::: ОТРЫВОК ТЕКСТА :::
- 252 -

ПЕРВЫЕ ПИСЬМА

 

Обитатели нашего барака по характеру своей работы должны передвигаться с места на место. Они встречаются с большим кругом заключенных, заводят знакомства. Поэтому мы в курсе всех событий лагерной жизни. Однажды вечером Жбанов, вернувшись с работы, говорит:

— Знаешь, Цирульчик, я узнал, что некоторые заключенные стали получать письма из дому. Кое-кто с оказией, а некоторым передали совершенно официально. Как ты думаешь, не стоит ли и нам написать? Особенно тебе — ты ведь сверхсрочный, до особого распоряжения.

Обсудив этот вопрос и с Фридманом, начинаем действовать. Жбанов посылает письмо своей Тоне в Москву через какого-то работающего в конторе по вольному найму и дает на него же обратный адрес. Я решаю написать совершенно открыто короткое письмецо Милде на свой домашний адрес. Мне, собственно, больше и писать некому. Тем знакомым, которые остались на воле, боюсь писать, не знаю, как они на это посмотрят.

И вот недели через две-три Жбанов получил письмо из Москвы. Он бесконечно рад коротенькому письмецу, где Тоня сообщает, что верит ему, ждет его, что по-прежнему работает учительницей.

Это письмецо — большое событие для всего барака. Все взбудоражены. Нам известно, что на воле получение письма от заключенных считается преступлением. Многим хочется писать, но они боятся писать даже своим близким, чтобы не скомпрометировать их. И Жбанов после первых радостей начинает волноваться:

— Лишь бы только я не наделал вреда Тоне своим письмом. Станет там известно, что она переписывается с заключенным, уволят ее с работы.

Приходим к выводу, что надо писать редко и очень коротко. Ведь и Тоня написала всего несколько строчек.

 

- 253 -

Нетрудно догадаться, что если бы могла писать свободно, то написала бы больше.

А я из Ташкента ничего не получаю. Я не очень и надеялся: вряд ли Милда живет теперь в нашей квартире.

Идут дни. Осень. Вдруг в сводке Информбюро сообщают: освобождена Рига. Уже свободна и вся северная часть Латвии. Теперь я пишу письмо в Алуксне. Маме-то своей я могу смело писать, она на меня обижаться не станет, что бы ни случилось. Отослал коротенькое письмо на латышском языке.

В эти дни по радио начали передавать новый государственный гимн. Он опять вызвал разные пересуды. Все мы очень любим и уважаем старый Интернационал. И зачем нужен новый гимн?
::: МАТЕРИАЛ :::
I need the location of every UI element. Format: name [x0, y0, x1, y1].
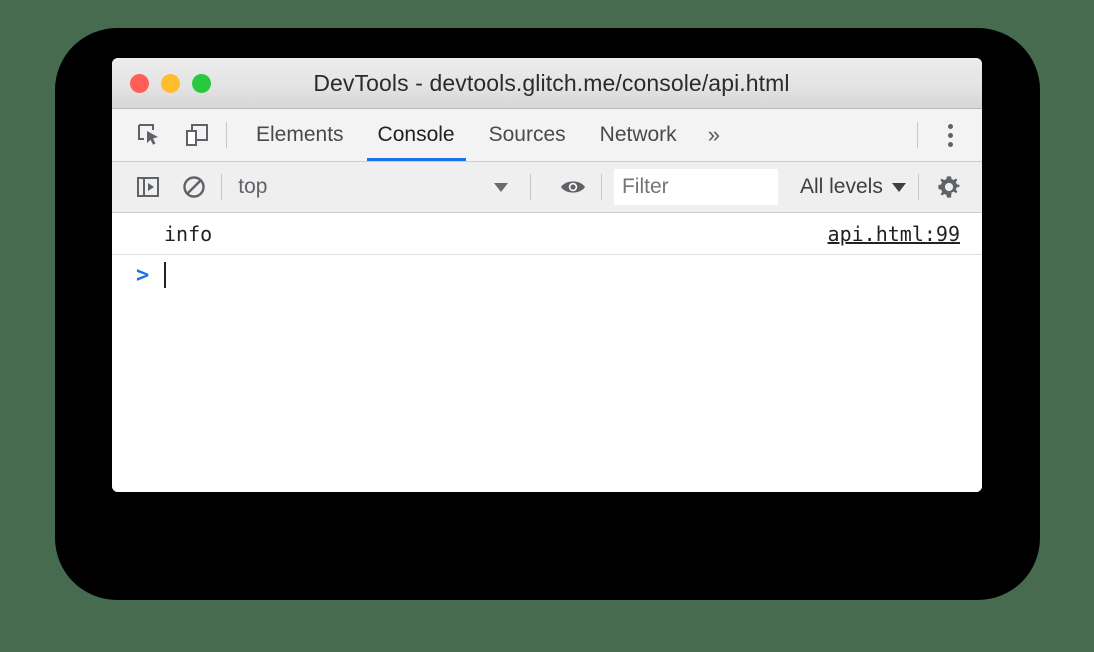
:::
### РАБОЧЕЕ ЗАДАНИЕ
Продолжите отрывок воспоминаний о первых письмах в лагере, начав сразу после его последнего предложения.

### ИТОГ УПРАЖНЕНИЯ
— Почему буржуазная Франция может жить со своей Марсельезой и не боится, что ее поют другие народы? — говорит Миша Чадов. — По-моему, чем больше поется наш гимн, тем лучше. Мы же государство тоже интернациональное. И не нравится мне новый гимн. Вроде «Боже, царя храни». Раньше была вера в царя, теперь надо верить в Сталина.

И тут передо мною опять встает вопрос, в котором я еще окончательно не разобрался. Ведь не может быть, чтобы новый гимн создавался без ведома Сталина. Что вокруг него собралось много подлых людей, это ясно. Иначе не было бы нашей беды. Но почему он этим подлецам позволяет делать из себя божество? Я хочу верить Сталину. Я ему всё время верил, и мне жалко, страшно жалко терять эту веру. У меня такое чувство, как у ребенка, который обнаружил, что его отец, которого он до сих пор обожал, оказался обманщиком, которого надо презирать. Это больно. Но отец сильный и жестокий, приходится его бояться.

У нас в бараке о многом рассуждают открыто. Но о Сталине открыто никто не говорит. Даже самые смелые, как Чадов, говорят только намеками.

После того как меня известили, что я должен оставаться в заключении до конца войны, я опять подал несколько заявлений, чтобы меня послали на фронт. Уголовников

 

- 254 -

многих отправили по их просьбе. Но по поводу моих заявлений никто со мной даже не поговорил.

Постепенно я начинаю терять веру в Сталина. Однако ни с кем об этом не разговариваю.

И вдруг я тоже получил письмо. Оно пришло на мой адрес. Я его получаю совершенно официально, хотя и распечатанным. Но на это я не в обиде. Разглядываю конверт. На уголке обратный адрес: Ташкент, Самаркандская улица, 2, Зоя Басаркина. Такой я не знаю, и почерк незнаком.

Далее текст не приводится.